# Task prompt
Which lines hold the word "System"? Copy each one.

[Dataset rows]

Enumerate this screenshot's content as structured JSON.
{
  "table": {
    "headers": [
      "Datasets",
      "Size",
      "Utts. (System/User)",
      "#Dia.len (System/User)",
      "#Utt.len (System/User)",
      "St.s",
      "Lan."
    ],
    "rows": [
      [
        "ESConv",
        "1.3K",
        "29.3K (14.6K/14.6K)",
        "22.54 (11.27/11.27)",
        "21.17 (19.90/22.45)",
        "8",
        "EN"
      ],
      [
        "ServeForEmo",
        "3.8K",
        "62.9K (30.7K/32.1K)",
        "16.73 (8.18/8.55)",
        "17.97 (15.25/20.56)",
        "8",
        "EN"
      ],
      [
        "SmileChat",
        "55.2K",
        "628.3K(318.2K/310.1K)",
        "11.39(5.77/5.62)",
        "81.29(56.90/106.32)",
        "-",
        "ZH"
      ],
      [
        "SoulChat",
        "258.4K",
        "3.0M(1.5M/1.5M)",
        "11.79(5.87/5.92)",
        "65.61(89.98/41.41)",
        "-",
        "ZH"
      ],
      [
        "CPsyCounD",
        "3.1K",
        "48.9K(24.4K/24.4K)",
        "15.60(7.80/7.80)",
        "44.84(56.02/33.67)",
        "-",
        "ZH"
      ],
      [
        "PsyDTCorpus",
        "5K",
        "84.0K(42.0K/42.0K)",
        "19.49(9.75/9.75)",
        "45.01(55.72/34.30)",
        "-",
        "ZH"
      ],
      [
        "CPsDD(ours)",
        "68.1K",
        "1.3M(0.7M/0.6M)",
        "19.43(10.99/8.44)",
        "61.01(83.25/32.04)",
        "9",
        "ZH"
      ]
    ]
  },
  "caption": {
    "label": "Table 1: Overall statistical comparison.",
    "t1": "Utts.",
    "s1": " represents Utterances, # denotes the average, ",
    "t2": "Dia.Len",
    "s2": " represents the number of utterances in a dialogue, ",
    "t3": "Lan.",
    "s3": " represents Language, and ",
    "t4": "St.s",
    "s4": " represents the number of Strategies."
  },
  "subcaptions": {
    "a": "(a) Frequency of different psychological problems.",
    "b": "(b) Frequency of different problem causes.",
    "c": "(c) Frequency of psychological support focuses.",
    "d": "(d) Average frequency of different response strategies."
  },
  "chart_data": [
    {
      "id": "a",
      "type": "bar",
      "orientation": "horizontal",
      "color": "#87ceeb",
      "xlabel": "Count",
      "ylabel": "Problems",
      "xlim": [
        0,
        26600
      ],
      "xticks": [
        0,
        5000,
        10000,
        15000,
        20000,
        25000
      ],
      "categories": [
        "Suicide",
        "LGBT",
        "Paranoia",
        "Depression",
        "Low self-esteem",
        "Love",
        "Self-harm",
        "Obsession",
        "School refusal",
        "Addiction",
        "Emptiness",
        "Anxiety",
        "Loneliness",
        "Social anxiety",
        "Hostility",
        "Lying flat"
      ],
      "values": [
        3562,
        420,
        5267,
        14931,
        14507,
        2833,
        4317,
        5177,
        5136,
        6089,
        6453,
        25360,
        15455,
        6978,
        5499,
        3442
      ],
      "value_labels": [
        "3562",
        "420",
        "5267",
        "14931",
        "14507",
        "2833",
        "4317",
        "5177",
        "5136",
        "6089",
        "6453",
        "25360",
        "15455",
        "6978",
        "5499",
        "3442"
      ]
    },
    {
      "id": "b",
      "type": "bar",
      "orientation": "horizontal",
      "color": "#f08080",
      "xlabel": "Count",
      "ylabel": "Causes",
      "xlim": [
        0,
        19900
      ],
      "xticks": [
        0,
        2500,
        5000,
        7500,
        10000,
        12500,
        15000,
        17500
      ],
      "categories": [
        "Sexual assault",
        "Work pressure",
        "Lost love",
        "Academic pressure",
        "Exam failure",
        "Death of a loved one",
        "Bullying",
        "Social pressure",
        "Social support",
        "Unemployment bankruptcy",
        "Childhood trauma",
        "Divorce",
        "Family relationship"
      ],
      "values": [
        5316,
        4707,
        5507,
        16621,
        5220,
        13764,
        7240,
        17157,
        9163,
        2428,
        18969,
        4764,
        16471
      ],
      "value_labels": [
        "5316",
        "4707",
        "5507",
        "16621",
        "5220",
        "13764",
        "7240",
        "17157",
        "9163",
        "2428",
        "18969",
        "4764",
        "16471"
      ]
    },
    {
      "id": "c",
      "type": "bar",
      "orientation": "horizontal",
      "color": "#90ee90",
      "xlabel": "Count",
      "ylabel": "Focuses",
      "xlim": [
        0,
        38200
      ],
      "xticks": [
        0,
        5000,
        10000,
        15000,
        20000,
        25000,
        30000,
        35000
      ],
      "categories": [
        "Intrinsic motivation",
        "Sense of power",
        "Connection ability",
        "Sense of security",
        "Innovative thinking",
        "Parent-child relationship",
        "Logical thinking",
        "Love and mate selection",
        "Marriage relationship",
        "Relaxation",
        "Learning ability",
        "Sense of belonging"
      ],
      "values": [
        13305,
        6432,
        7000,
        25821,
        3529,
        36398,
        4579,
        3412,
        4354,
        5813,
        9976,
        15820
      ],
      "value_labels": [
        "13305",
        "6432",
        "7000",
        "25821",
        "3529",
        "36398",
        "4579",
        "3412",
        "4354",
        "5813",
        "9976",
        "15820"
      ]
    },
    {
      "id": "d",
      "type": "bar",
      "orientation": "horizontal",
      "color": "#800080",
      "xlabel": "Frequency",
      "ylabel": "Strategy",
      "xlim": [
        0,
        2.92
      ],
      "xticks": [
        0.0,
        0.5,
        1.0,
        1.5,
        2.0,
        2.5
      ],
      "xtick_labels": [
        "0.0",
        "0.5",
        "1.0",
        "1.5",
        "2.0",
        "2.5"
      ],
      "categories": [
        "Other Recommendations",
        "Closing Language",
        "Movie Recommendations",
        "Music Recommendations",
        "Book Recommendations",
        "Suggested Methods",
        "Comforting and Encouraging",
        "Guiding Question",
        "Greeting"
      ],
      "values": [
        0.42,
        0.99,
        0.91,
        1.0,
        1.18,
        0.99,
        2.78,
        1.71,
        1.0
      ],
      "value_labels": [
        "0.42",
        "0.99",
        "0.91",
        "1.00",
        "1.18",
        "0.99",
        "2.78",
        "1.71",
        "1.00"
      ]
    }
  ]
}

# The answer
      "Utts. (System/User)",
      "#Dia.len (System/User)",
      "#Utt.len (System/User)",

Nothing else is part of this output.